■ **WHAT YOU WILL DO**:
Find the lines containing "Spark" and say how many there are, with no other words.

BEGIN DATA EXTRACT

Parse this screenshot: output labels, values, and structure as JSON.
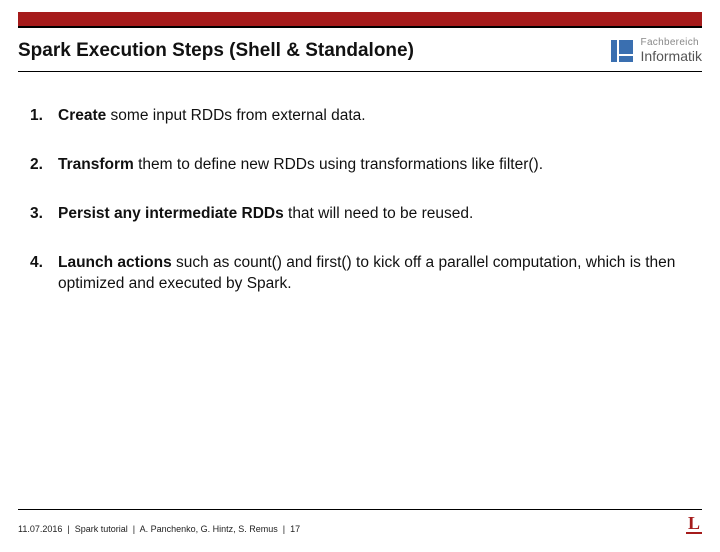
{
  "header": {
    "title": "Spark Execution Steps (Shell & Standalone)",
    "logo": {
      "line1": "Fachbereich",
      "line2": "Informatik"
    }
  },
  "steps": [
    {
      "n": "1.",
      "lead": "Create",
      "rest": " some input RDDs from external data."
    },
    {
      "n": "2.",
      "lead": "Transform",
      "rest": " them to define new RDDs using transformations like filter()."
    },
    {
      "n": "3.",
      "lead": "Persist any intermediate RDDs",
      "rest": " that will need to be reused."
    },
    {
      "n": "4.",
      "lead": "Launch actions",
      "rest": " such as count() and first() to kick off a parallel computation, which is then optimized and executed by Spark."
    }
  ],
  "footer": {
    "date": "11.07.2016",
    "course": "Spark tutorial",
    "authors": "A. Panchenko, G. Hintz, S. Remus",
    "page": "17",
    "corner": "L"
  }
}
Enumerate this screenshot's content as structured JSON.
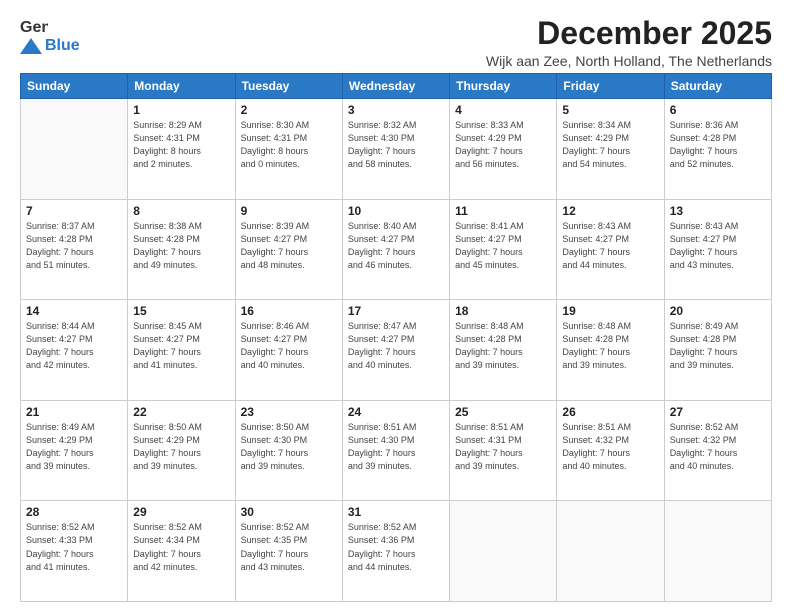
{
  "logo": {
    "line1": "General",
    "line2": "Blue"
  },
  "header": {
    "month": "December 2025",
    "location": "Wijk aan Zee, North Holland, The Netherlands"
  },
  "weekdays": [
    "Sunday",
    "Monday",
    "Tuesday",
    "Wednesday",
    "Thursday",
    "Friday",
    "Saturday"
  ],
  "weeks": [
    [
      {
        "day": "",
        "info": ""
      },
      {
        "day": "1",
        "info": "Sunrise: 8:29 AM\nSunset: 4:31 PM\nDaylight: 8 hours\nand 2 minutes."
      },
      {
        "day": "2",
        "info": "Sunrise: 8:30 AM\nSunset: 4:31 PM\nDaylight: 8 hours\nand 0 minutes."
      },
      {
        "day": "3",
        "info": "Sunrise: 8:32 AM\nSunset: 4:30 PM\nDaylight: 7 hours\nand 58 minutes."
      },
      {
        "day": "4",
        "info": "Sunrise: 8:33 AM\nSunset: 4:29 PM\nDaylight: 7 hours\nand 56 minutes."
      },
      {
        "day": "5",
        "info": "Sunrise: 8:34 AM\nSunset: 4:29 PM\nDaylight: 7 hours\nand 54 minutes."
      },
      {
        "day": "6",
        "info": "Sunrise: 8:36 AM\nSunset: 4:28 PM\nDaylight: 7 hours\nand 52 minutes."
      }
    ],
    [
      {
        "day": "7",
        "info": "Sunrise: 8:37 AM\nSunset: 4:28 PM\nDaylight: 7 hours\nand 51 minutes."
      },
      {
        "day": "8",
        "info": "Sunrise: 8:38 AM\nSunset: 4:28 PM\nDaylight: 7 hours\nand 49 minutes."
      },
      {
        "day": "9",
        "info": "Sunrise: 8:39 AM\nSunset: 4:27 PM\nDaylight: 7 hours\nand 48 minutes."
      },
      {
        "day": "10",
        "info": "Sunrise: 8:40 AM\nSunset: 4:27 PM\nDaylight: 7 hours\nand 46 minutes."
      },
      {
        "day": "11",
        "info": "Sunrise: 8:41 AM\nSunset: 4:27 PM\nDaylight: 7 hours\nand 45 minutes."
      },
      {
        "day": "12",
        "info": "Sunrise: 8:43 AM\nSunset: 4:27 PM\nDaylight: 7 hours\nand 44 minutes."
      },
      {
        "day": "13",
        "info": "Sunrise: 8:43 AM\nSunset: 4:27 PM\nDaylight: 7 hours\nand 43 minutes."
      }
    ],
    [
      {
        "day": "14",
        "info": "Sunrise: 8:44 AM\nSunset: 4:27 PM\nDaylight: 7 hours\nand 42 minutes."
      },
      {
        "day": "15",
        "info": "Sunrise: 8:45 AM\nSunset: 4:27 PM\nDaylight: 7 hours\nand 41 minutes."
      },
      {
        "day": "16",
        "info": "Sunrise: 8:46 AM\nSunset: 4:27 PM\nDaylight: 7 hours\nand 40 minutes."
      },
      {
        "day": "17",
        "info": "Sunrise: 8:47 AM\nSunset: 4:27 PM\nDaylight: 7 hours\nand 40 minutes."
      },
      {
        "day": "18",
        "info": "Sunrise: 8:48 AM\nSunset: 4:28 PM\nDaylight: 7 hours\nand 39 minutes."
      },
      {
        "day": "19",
        "info": "Sunrise: 8:48 AM\nSunset: 4:28 PM\nDaylight: 7 hours\nand 39 minutes."
      },
      {
        "day": "20",
        "info": "Sunrise: 8:49 AM\nSunset: 4:28 PM\nDaylight: 7 hours\nand 39 minutes."
      }
    ],
    [
      {
        "day": "21",
        "info": "Sunrise: 8:49 AM\nSunset: 4:29 PM\nDaylight: 7 hours\nand 39 minutes."
      },
      {
        "day": "22",
        "info": "Sunrise: 8:50 AM\nSunset: 4:29 PM\nDaylight: 7 hours\nand 39 minutes."
      },
      {
        "day": "23",
        "info": "Sunrise: 8:50 AM\nSunset: 4:30 PM\nDaylight: 7 hours\nand 39 minutes."
      },
      {
        "day": "24",
        "info": "Sunrise: 8:51 AM\nSunset: 4:30 PM\nDaylight: 7 hours\nand 39 minutes."
      },
      {
        "day": "25",
        "info": "Sunrise: 8:51 AM\nSunset: 4:31 PM\nDaylight: 7 hours\nand 39 minutes."
      },
      {
        "day": "26",
        "info": "Sunrise: 8:51 AM\nSunset: 4:32 PM\nDaylight: 7 hours\nand 40 minutes."
      },
      {
        "day": "27",
        "info": "Sunrise: 8:52 AM\nSunset: 4:32 PM\nDaylight: 7 hours\nand 40 minutes."
      }
    ],
    [
      {
        "day": "28",
        "info": "Sunrise: 8:52 AM\nSunset: 4:33 PM\nDaylight: 7 hours\nand 41 minutes."
      },
      {
        "day": "29",
        "info": "Sunrise: 8:52 AM\nSunset: 4:34 PM\nDaylight: 7 hours\nand 42 minutes."
      },
      {
        "day": "30",
        "info": "Sunrise: 8:52 AM\nSunset: 4:35 PM\nDaylight: 7 hours\nand 43 minutes."
      },
      {
        "day": "31",
        "info": "Sunrise: 8:52 AM\nSunset: 4:36 PM\nDaylight: 7 hours\nand 44 minutes."
      },
      {
        "day": "",
        "info": ""
      },
      {
        "day": "",
        "info": ""
      },
      {
        "day": "",
        "info": ""
      }
    ]
  ]
}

END DATA EXTRACT

■ **SOLUTION FOR THIS EXERCISE**:
3